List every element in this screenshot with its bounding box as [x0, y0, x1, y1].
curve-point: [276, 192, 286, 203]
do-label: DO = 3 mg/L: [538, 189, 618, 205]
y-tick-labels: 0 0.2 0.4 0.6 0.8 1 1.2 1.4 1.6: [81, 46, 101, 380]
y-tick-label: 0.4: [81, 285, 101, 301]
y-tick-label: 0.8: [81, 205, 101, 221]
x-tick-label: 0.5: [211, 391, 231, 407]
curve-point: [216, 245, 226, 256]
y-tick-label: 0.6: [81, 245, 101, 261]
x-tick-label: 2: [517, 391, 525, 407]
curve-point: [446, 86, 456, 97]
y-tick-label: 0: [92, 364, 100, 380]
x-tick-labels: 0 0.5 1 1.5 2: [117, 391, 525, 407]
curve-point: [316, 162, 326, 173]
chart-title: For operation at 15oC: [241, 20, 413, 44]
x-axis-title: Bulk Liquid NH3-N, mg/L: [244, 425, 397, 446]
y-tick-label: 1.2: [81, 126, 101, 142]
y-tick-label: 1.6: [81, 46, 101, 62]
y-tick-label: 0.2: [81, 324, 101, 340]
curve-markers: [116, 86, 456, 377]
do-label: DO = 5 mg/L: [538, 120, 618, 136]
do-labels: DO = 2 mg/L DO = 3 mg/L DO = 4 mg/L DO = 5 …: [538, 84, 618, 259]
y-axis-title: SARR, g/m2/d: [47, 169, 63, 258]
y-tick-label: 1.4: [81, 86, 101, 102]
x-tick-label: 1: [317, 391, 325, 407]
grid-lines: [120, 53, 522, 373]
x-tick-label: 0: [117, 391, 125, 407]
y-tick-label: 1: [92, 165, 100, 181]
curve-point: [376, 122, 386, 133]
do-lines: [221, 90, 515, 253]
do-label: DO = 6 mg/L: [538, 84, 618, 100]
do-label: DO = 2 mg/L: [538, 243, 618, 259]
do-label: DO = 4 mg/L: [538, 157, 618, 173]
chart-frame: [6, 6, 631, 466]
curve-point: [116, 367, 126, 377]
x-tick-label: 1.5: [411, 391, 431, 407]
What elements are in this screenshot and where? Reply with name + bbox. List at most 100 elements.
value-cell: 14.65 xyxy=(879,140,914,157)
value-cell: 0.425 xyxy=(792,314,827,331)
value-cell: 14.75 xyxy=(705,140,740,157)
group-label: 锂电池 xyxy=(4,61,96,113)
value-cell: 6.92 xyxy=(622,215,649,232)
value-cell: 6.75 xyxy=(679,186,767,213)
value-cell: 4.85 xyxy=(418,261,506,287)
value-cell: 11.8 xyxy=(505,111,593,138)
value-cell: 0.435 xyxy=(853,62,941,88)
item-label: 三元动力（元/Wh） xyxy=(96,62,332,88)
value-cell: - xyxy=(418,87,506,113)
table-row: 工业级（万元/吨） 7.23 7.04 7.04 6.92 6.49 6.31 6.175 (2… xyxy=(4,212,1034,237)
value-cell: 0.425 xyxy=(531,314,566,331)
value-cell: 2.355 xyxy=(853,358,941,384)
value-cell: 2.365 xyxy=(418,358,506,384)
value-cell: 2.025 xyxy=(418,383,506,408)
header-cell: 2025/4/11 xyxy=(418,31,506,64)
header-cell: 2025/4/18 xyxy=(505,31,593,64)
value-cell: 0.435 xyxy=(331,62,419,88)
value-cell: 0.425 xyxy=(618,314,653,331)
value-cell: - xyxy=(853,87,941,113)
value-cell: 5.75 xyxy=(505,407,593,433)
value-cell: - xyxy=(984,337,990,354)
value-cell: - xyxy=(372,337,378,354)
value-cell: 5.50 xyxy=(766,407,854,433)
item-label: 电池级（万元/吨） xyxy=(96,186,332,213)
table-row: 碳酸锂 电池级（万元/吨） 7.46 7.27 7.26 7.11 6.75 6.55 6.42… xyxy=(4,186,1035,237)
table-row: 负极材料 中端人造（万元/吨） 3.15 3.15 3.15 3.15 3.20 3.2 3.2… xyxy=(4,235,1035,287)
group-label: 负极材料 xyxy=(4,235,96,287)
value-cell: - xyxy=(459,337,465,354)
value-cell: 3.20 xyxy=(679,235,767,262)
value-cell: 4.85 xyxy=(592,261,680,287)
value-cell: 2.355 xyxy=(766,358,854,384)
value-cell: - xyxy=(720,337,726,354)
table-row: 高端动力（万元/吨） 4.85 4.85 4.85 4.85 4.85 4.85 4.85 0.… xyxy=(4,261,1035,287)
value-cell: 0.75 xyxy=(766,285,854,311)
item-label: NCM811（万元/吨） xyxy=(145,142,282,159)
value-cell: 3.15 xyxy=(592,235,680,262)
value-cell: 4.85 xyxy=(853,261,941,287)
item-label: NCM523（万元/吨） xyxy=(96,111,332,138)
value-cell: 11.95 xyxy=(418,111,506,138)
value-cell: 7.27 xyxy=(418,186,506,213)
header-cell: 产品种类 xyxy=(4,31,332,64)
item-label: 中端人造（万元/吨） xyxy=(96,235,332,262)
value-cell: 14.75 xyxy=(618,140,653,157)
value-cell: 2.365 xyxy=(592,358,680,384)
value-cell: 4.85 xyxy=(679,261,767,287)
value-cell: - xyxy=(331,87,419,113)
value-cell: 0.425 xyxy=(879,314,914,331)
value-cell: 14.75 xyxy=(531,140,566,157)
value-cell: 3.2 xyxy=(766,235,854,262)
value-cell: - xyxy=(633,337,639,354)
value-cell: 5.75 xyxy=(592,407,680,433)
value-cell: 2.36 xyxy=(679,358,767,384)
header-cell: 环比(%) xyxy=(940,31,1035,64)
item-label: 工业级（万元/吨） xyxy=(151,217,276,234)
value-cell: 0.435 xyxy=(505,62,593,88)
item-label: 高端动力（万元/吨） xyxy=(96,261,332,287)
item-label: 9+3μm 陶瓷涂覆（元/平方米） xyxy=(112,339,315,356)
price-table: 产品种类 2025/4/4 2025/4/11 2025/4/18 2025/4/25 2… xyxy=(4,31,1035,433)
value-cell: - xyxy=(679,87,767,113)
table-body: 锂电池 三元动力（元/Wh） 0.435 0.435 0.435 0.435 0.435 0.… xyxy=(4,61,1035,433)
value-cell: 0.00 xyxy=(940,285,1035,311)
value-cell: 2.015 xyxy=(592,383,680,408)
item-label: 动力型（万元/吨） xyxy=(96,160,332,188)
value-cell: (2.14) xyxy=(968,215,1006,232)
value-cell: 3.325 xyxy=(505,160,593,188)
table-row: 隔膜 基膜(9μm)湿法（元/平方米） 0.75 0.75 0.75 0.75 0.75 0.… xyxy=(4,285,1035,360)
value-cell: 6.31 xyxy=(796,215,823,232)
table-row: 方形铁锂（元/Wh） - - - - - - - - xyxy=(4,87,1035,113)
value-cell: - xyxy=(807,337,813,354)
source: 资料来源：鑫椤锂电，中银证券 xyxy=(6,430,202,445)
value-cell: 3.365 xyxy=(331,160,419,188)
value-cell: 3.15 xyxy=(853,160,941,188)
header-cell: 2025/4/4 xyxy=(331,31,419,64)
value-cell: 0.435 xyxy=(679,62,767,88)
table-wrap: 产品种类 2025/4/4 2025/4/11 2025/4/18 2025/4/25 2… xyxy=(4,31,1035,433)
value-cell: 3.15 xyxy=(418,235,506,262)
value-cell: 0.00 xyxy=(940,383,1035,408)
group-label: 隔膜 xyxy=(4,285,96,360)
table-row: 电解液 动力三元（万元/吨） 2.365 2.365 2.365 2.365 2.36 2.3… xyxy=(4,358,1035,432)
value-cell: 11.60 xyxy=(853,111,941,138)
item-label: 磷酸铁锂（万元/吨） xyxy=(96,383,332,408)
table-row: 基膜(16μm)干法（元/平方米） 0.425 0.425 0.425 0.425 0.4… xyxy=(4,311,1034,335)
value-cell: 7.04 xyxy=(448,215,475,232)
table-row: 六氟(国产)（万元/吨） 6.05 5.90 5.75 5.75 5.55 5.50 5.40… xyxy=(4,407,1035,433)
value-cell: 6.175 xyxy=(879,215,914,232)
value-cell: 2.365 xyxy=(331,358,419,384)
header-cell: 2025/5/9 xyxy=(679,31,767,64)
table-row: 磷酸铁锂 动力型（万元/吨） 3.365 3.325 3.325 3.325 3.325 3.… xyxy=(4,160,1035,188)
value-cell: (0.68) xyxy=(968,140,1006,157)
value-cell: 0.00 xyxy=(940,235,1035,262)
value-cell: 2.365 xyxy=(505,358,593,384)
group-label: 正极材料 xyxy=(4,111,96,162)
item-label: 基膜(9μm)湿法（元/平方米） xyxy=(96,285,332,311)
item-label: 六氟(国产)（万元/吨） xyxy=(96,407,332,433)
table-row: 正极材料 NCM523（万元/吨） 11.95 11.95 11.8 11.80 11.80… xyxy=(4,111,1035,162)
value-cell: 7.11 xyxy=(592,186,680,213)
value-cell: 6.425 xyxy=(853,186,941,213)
====
Copy the records exactly, starting at the very beginning and going down through the line that contains "y-axis-title: SARR, g/m2/d: [47, 169, 63, 258]", including that line.

List every element in this screenshot with its bounding box as [x0, y0, x1, y1].
curve-point: [276, 192, 286, 203]
do-label: DO = 3 mg/L: [538, 189, 618, 205]
y-tick-labels: 0 0.2 0.4 0.6 0.8 1 1.2 1.4 1.6: [81, 46, 101, 380]
y-tick-label: 0.4: [81, 285, 101, 301]
y-tick-label: 0.8: [81, 205, 101, 221]
x-tick-label: 0.5: [211, 391, 231, 407]
curve-point: [216, 245, 226, 256]
y-tick-label: 0.6: [81, 245, 101, 261]
x-tick-label: 2: [517, 391, 525, 407]
curve-point: [446, 86, 456, 97]
y-tick-label: 0: [92, 364, 100, 380]
x-tick-labels: 0 0.5 1 1.5 2: [117, 391, 525, 407]
curve-point: [316, 162, 326, 173]
chart-title: For operation at 15oC: [241, 20, 413, 44]
x-axis-title: Bulk Liquid NH3-N, mg/L: [244, 425, 397, 446]
y-tick-label: 1.2: [81, 126, 101, 142]
y-tick-label: 1.6: [81, 46, 101, 62]
y-tick-label: 0.2: [81, 324, 101, 340]
curve-markers: [116, 86, 456, 377]
do-label: DO = 5 mg/L: [538, 120, 618, 136]
do-labels: DO = 2 mg/L DO = 3 mg/L DO = 4 mg/L DO = 5 …: [538, 84, 618, 259]
y-axis-title: SARR, g/m2/d: [47, 169, 63, 258]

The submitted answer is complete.